• _The problem_:
Copy out every line of the records where the string "bằng" occurs.

• _Supplied data_:
◆ ◆ ◆ ◆ ◆ ◆ ◆
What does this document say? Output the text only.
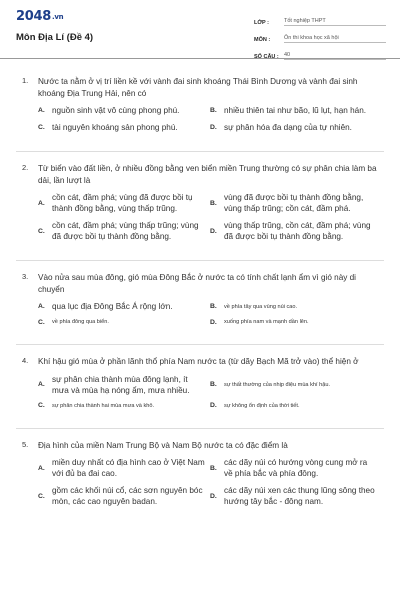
2048.vn
Môn Địa Lí (Đề 4)
LỚP :	Tốt nghiệp THPT
MÔN :	Ôn thi khoa học xã hội
SỐ CÂU : 40
1. Nước ta nằm ở vị trí liền kề với vành đai sinh khoáng Thái Bình Dương và vành đai sinh khoáng Địa Trung Hải, nên có
A. nguồn sinh vật vô cùng phong phú.	B. nhiều thiên tai như bão, lũ lụt, hạn hán.
C. tài nguyên khoáng sản phong phú.	D. sự phân hóa đa dạng của tự nhiên.
2. Từ biển vào đất liền, ở nhiều đồng bằng ven biển miền Trung thường có sự phân chia làm ba dải, lần lượt là
A.
cồn cát, đầm phá; vùng đã được bồi tụ thành đồng bằng, vùng thấp trũng.
B.
vùng đã được bồi tụ thành đồng bằng, vùng thấp trũng; cồn cát, đầm phá.
C.
cồn cát, đầm phá; vùng thấp trũng; vùng đã được bồi tụ thành đồng bằng.
D.
vùng thấp trũng, cồn cát, đầm phá; vùng đã được bồi tụ thành đồng bằng.
3. Vào nửa sau mùa đông, gió mùa Đông Bắc ở nước ta có tính chất lạnh ẩm vì gió này di chuyển
A. qua lục địa Đông Bắc Á rộng lớn.	B.	về phía tây qua vùng núi cao.
C.	về phía đông qua biển.	D.	xuống phía nam và mạnh dần lên.
4. Khí hậu gió mùa ở phần lãnh thổ phía Nam nước ta (từ dãy Bạch Mã trở vào) thể hiện ở
A.
sự phân chia thành mùa đông lạnh, ít mưa và mùa hạ nóng ẩm, mưa nhiều.
B.	sự thất thường của nhịp điệu mùa khí hậu.
C.	sự phân chia thành hai mùa mưa và khô.	D.	sự không ổn định của thời tiết.
5. Địa hình của miền Nam Trung Bộ và Nam Bộ nước ta có đặc điểm là
A.
miền duy nhất có địa hình cao ở Việt Nam với đủ ba đai cao.
B.
các dãy núi có hướng vòng cung mở ra về phía bắc và phía đông.
C.
gồm các khối núi cổ, các sơn nguyên bóc mòn, các cao nguyên badan.
D.
các dãy núi xen các thung lũng sông theo hướng tây bắc - đông nam.
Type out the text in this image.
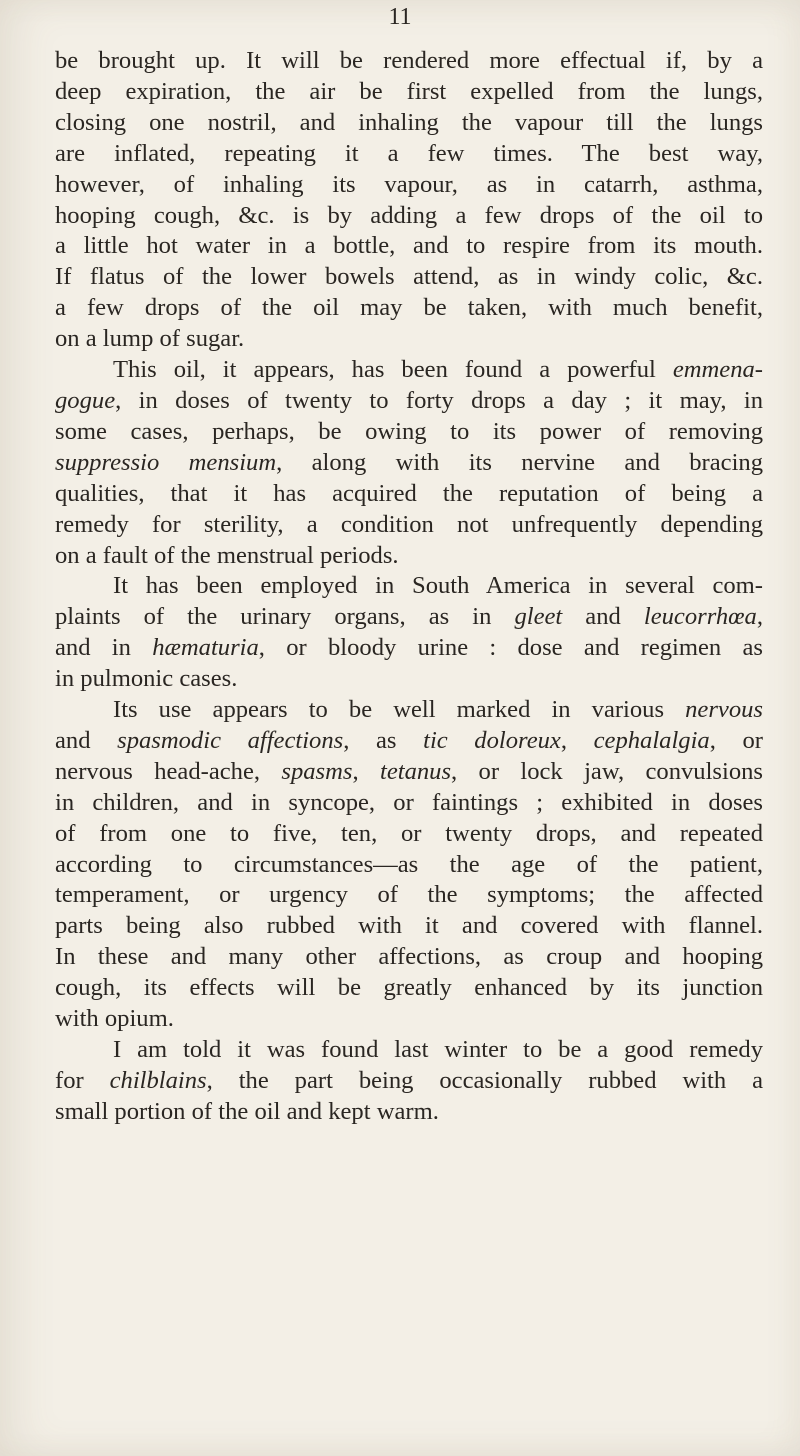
11
be brought up. It will be rendered more effectual if, by a
deep expiration, the air be first expelled from the lungs,
closing one nostril, and inhaling the vapour till the lungs
are inflated, repeating it a few times. The best way,
however, of inhaling its vapour, as in catarrh, asthma,
hooping cough, &c. is by adding a few drops of the oil to
a little hot water in a bottle, and to respire from its mouth.
If flatus of the lower bowels attend, as in windy colic, &c.
a few drops of the oil may be taken, with much benefit,
on a lump of sugar.
This oil, it appears, has been found a powerful emmena-
gogue, in doses of twenty to forty drops a day ; it may, in
some cases, perhaps, be owing to its power of removing
suppressio mensium, along with its nervine and bracing
qualities, that it has acquired the reputation of being a
remedy for sterility, a condition not unfrequently depending
on a fault of the menstrual periods.
It has been employed in South America in several com-
plaints of the urinary organs, as in gleet and leucorrhœa,
and in hæmaturia, or bloody urine : dose and regimen as
in pulmonic cases.
Its use appears to be well marked in various nervous
and spasmodic affections, as tic doloreux, cephalalgia, or
nervous head-ache, spasms, tetanus, or lock jaw, convulsions
in children, and in syncope, or faintings ; exhibited in doses
of from one to five, ten, or twenty drops, and repeated
according to circumstances—as the age of the patient,
temperament, or urgency of the symptoms; the affected
parts being also rubbed with it and covered with flannel.
In these and many other affections, as croup and hooping
cough, its effects will be greatly enhanced by its junction
with opium.
I am told it was found last winter to be a good remedy
for chilblains, the part being occasionally rubbed with a
small portion of the oil and kept warm.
◆ ◆ ◆ ◆ ◆ ◆ ◆
• _Correct result_:
2. Từ biển vào đất liền, ở nhiều đồng bằng ven biển miền Trung thường có sự phân chia làm ba dải, lần lượt là
cồn cát, đầm phá; vùng đã được bồi tụ thành đồng bằng, vùng thấp trũng.
vùng đã được bồi tụ thành đồng bằng, vùng thấp trũng; cồn cát, đầm phá.
cồn cát, đầm phá; vùng thấp trũng; vùng đã được bồi tụ thành đồng bằng.
vùng thấp trũng, cồn cát, đầm phá; vùng đã được bồi tụ thành đồng bằng.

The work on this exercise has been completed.